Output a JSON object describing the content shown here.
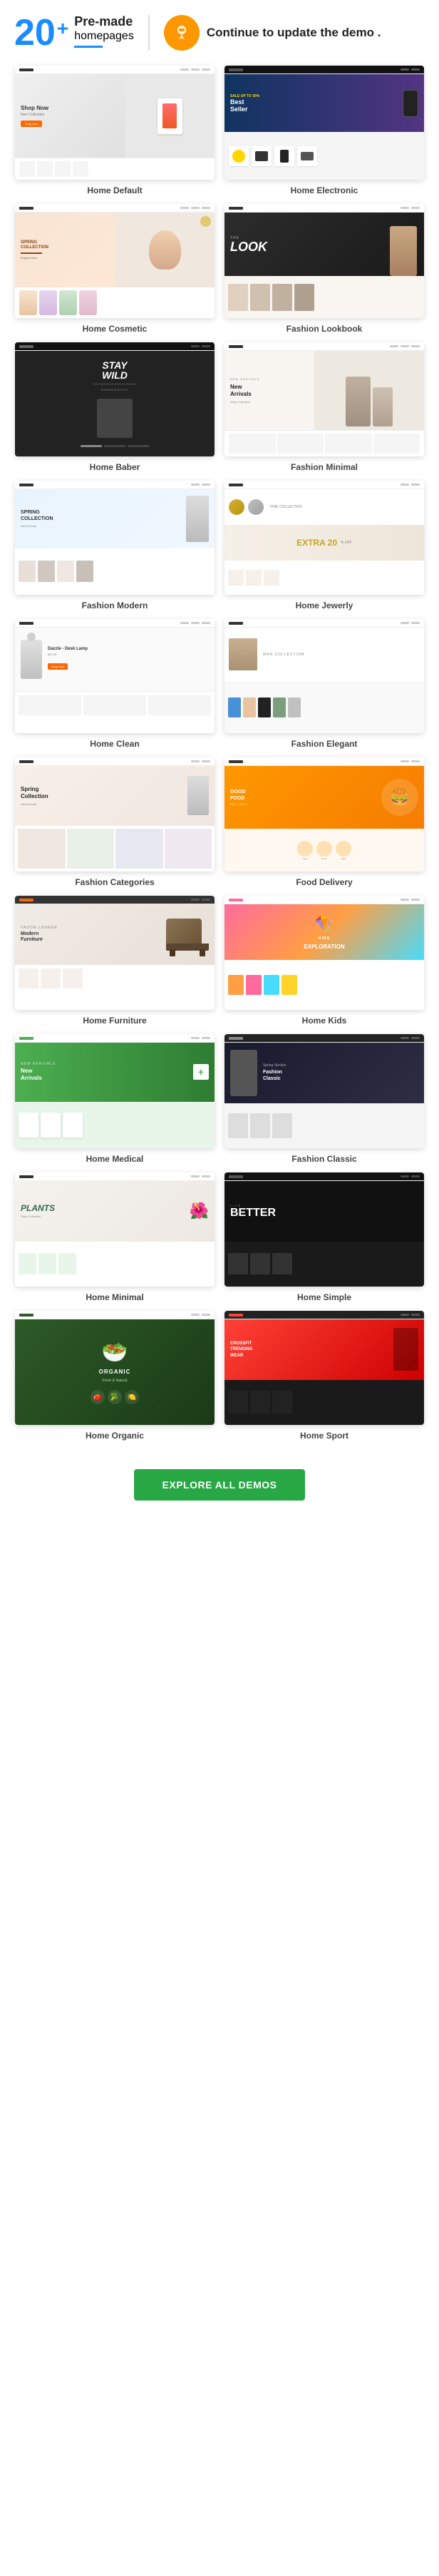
{
  "header": {
    "count": "20",
    "plus": "+",
    "premade_label": "Pre-made",
    "homepages_label": "homepages",
    "continue_label": "Continue to update the demo .",
    "blue_underline": true
  },
  "explore_btn": {
    "label": "EXPLORE ALL DEMOS"
  },
  "demos": [
    {
      "id": "home-default",
      "label": "Home Default",
      "type": "home-default"
    },
    {
      "id": "home-electronic",
      "label": "Home Electronic",
      "type": "home-electronic"
    },
    {
      "id": "home-cosmetic",
      "label": "Home Cosmetic",
      "type": "home-cosmetic"
    },
    {
      "id": "fashion-lookbook",
      "label": "Fashion Lookbook",
      "type": "fashion-lookbook"
    },
    {
      "id": "home-baber",
      "label": "Home Baber",
      "type": "home-baber"
    },
    {
      "id": "fashion-minimal",
      "label": "Fashion Minimal",
      "type": "fashion-minimal"
    },
    {
      "id": "fashion-modern",
      "label": "Fashion Modern",
      "type": "fashion-modern"
    },
    {
      "id": "home-jewelry",
      "label": "Home Jewerly",
      "type": "home-jewelry"
    },
    {
      "id": "home-clean",
      "label": "Home Clean",
      "type": "home-clean"
    },
    {
      "id": "fashion-elegant",
      "label": "Fashion Elegant",
      "type": "fashion-elegant"
    },
    {
      "id": "fashion-categories",
      "label": "Fashion Categories",
      "type": "fashion-categories"
    },
    {
      "id": "food-delivery",
      "label": "Food Delivery",
      "type": "food-delivery"
    },
    {
      "id": "home-furniture",
      "label": "Home Furniture",
      "type": "home-furniture"
    },
    {
      "id": "home-kids",
      "label": "Home Kids",
      "type": "home-kids"
    },
    {
      "id": "home-medical",
      "label": "Home Medical",
      "type": "home-medical"
    },
    {
      "id": "fashion-classic",
      "label": "Fashion Classic",
      "type": "fashion-classic"
    },
    {
      "id": "home-minimal",
      "label": "Home Minimal",
      "type": "home-minimal"
    },
    {
      "id": "home-simple",
      "label": "Home Simple",
      "type": "home-simple"
    },
    {
      "id": "home-organic",
      "label": "Home Organic",
      "type": "home-organic"
    },
    {
      "id": "home-sport",
      "label": "Home Sport",
      "type": "home-sport"
    }
  ]
}
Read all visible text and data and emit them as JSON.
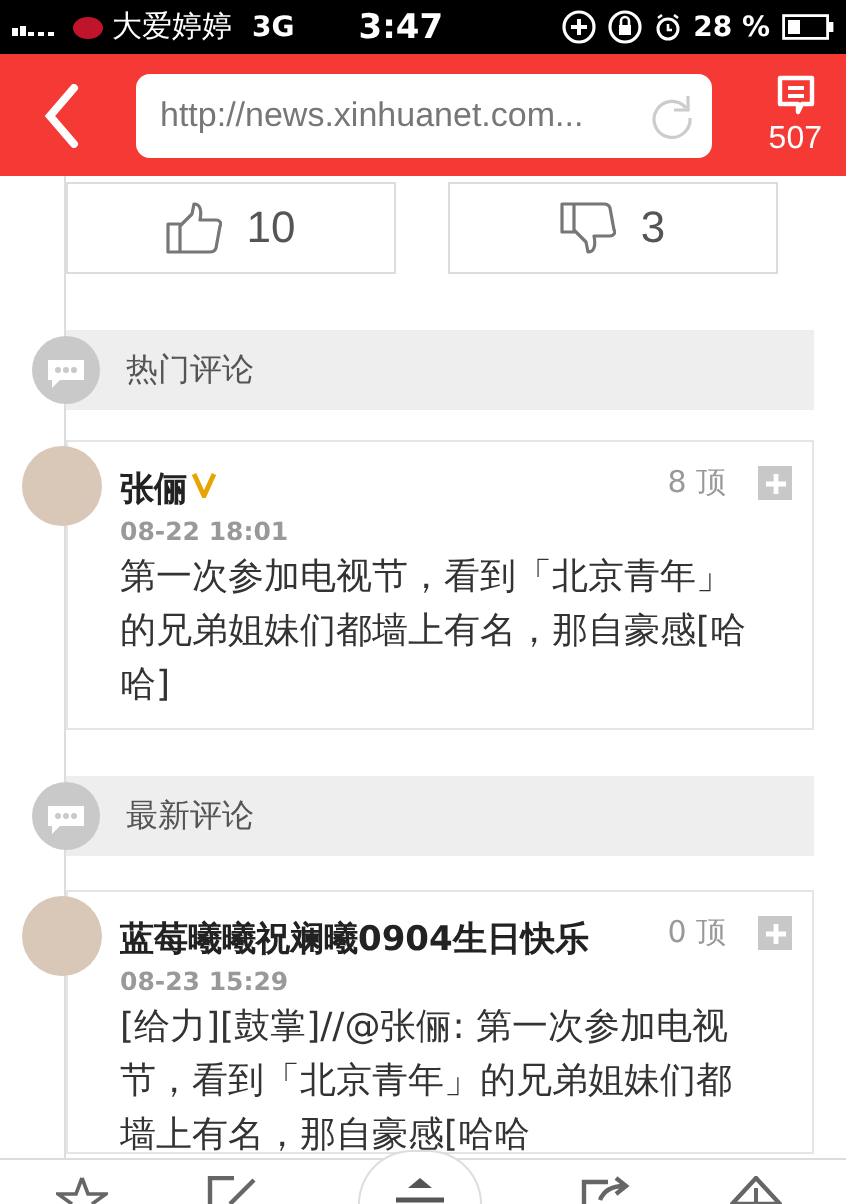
{
  "status_bar": {
    "carrier": "大爱婷婷",
    "network": "3G",
    "time": "3:47",
    "battery": "28 %"
  },
  "header": {
    "url": "http://news.xinhuanet.com...",
    "comment_count": "507"
  },
  "votes": [
    {
      "kind": "up",
      "count": "10"
    },
    {
      "kind": "down",
      "count": "3"
    }
  ],
  "sections": [
    {
      "title": "热门评论",
      "comments": [
        {
          "name": "张俪",
          "verified": true,
          "date": "08-22 18:01",
          "likes": "8 顶",
          "text": "第一次参加电视节，看到「北京青年」的兄弟姐妹们都墙上有名，那自豪感[哈哈]"
        }
      ]
    },
    {
      "title": "最新评论",
      "comments": [
        {
          "name": "蓝莓曦曦祝斓曦0904生日快乐",
          "verified": false,
          "date": "08-23 15:29",
          "likes": "0 顶",
          "text": "[给力][鼓掌]//@张俪: 第一次参加电视节，看到「北京青年」的兄弟姐妹们都墙上有名，那自豪感[哈哈"
        }
      ]
    }
  ],
  "toolbar": [
    {
      "kind": "star"
    },
    {
      "kind": "edit"
    },
    {
      "kind": "up"
    },
    {
      "kind": "share"
    },
    {
      "kind": "warning"
    }
  ]
}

□ □ □ □ □ □ □

## Task objective
Copy the final portion of the records: every line from the one containing "Read all visible" through the last, word for word, without pictures.

## Exercise output
Read all visible text and data and emit them as JSON.
{
  "status_bar": {
    "carrier": "大爱婷婷",
    "network": "3G",
    "time": "3:47",
    "battery": "28 %"
  },
  "header": {
    "url": "http://news.xinhuanet.com...",
    "comment_count": "507"
  },
  "votes": [
    {
      "kind": "up",
      "count": "10"
    },
    {
      "kind": "down",
      "count": "3"
    }
  ],
  "sections": [
    {
      "title": "热门评论",
      "comments": [
        {
          "name": "张俪",
          "verified": true,
          "date": "08-22 18:01",
          "likes": "8 顶",
          "text": "第一次参加电视节，看到「北京青年」的兄弟姐妹们都墙上有名，那自豪感[哈哈]"
        }
      ]
    },
    {
      "title": "最新评论",
      "comments": [
        {
          "name": "蓝莓曦曦祝斓曦0904生日快乐",
          "verified": false,
          "date": "08-23 15:29",
          "likes": "0 顶",
          "text": "[给力][鼓掌]//@张俪: 第一次参加电视节，看到「北京青年」的兄弟姐妹们都墙上有名，那自豪感[哈哈"
        }
      ]
    }
  ],
  "toolbar": [
    {
      "kind": "star"
    },
    {
      "kind": "edit"
    },
    {
      "kind": "up"
    },
    {
      "kind": "share"
    },
    {
      "kind": "warning"
    }
  ]
}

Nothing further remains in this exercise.